- [The data]
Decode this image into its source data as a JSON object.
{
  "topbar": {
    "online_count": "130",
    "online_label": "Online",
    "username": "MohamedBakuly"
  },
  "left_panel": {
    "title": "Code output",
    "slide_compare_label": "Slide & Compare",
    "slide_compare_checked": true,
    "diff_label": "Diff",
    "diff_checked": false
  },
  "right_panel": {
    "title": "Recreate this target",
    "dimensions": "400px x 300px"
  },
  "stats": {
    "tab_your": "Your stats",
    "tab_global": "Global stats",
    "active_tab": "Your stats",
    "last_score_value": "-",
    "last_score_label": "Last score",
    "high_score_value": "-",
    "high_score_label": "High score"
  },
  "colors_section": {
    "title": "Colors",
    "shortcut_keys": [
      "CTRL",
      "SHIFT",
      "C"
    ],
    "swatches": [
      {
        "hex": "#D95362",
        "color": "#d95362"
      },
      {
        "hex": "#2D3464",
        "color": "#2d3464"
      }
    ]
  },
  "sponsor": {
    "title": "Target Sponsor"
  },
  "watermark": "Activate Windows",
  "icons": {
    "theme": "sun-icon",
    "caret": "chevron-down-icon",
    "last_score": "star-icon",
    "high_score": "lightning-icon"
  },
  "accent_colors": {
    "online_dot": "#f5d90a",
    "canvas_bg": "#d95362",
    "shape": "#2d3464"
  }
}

...

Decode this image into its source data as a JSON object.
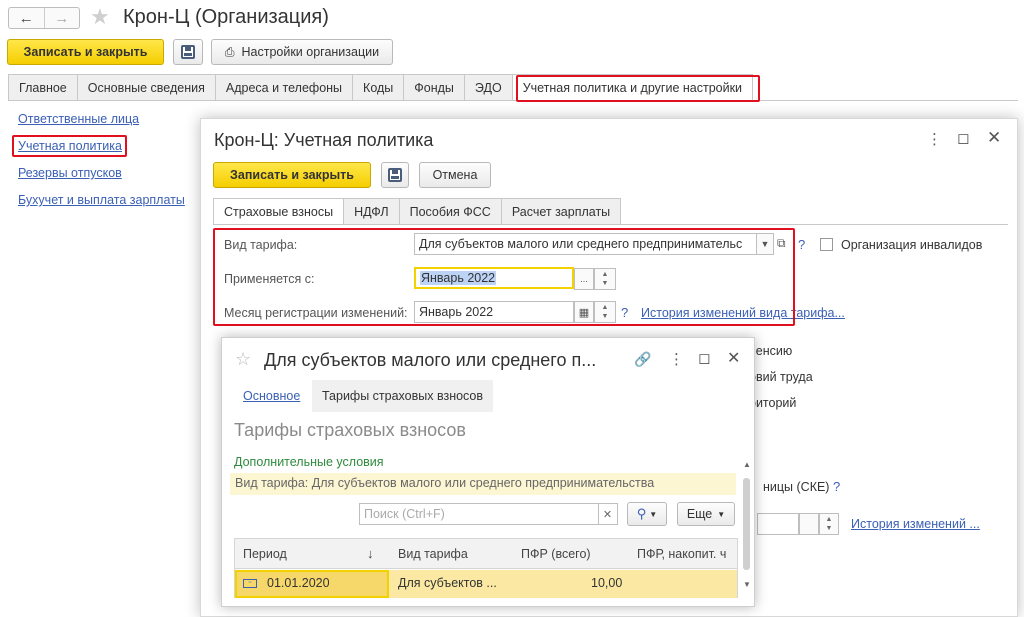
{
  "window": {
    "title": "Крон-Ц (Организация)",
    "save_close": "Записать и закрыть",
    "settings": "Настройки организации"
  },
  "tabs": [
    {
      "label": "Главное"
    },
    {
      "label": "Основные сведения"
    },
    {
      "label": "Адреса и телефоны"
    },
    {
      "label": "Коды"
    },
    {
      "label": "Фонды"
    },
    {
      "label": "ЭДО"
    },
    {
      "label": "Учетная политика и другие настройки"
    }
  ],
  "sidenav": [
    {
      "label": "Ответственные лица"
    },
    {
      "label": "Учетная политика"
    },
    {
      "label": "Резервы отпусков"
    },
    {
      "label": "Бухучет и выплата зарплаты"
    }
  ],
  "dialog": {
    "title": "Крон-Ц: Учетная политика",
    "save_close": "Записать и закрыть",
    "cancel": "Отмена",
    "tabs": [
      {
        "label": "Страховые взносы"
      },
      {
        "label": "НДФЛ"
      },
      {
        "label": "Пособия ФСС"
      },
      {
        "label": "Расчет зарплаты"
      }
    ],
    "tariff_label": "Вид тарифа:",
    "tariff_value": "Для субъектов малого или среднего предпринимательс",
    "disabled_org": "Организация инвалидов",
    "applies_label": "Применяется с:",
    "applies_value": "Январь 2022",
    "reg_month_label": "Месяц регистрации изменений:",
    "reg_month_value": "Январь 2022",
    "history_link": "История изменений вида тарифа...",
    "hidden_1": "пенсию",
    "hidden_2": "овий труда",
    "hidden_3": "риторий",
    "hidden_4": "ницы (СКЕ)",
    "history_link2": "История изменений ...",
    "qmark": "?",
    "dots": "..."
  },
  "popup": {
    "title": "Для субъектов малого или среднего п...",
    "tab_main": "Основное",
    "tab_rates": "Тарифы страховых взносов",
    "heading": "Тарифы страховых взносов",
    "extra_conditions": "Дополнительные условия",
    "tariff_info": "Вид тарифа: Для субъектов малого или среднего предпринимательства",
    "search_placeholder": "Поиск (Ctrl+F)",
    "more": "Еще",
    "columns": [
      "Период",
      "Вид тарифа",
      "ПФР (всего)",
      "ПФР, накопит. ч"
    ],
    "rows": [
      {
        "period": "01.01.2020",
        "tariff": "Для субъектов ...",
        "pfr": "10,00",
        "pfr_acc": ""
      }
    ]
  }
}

- [Task instructions]
Pull out each line containing the word "Your" and copy it.

- [Full response]
    "tab_your": "Your stats",
    "active_tab": "Your stats",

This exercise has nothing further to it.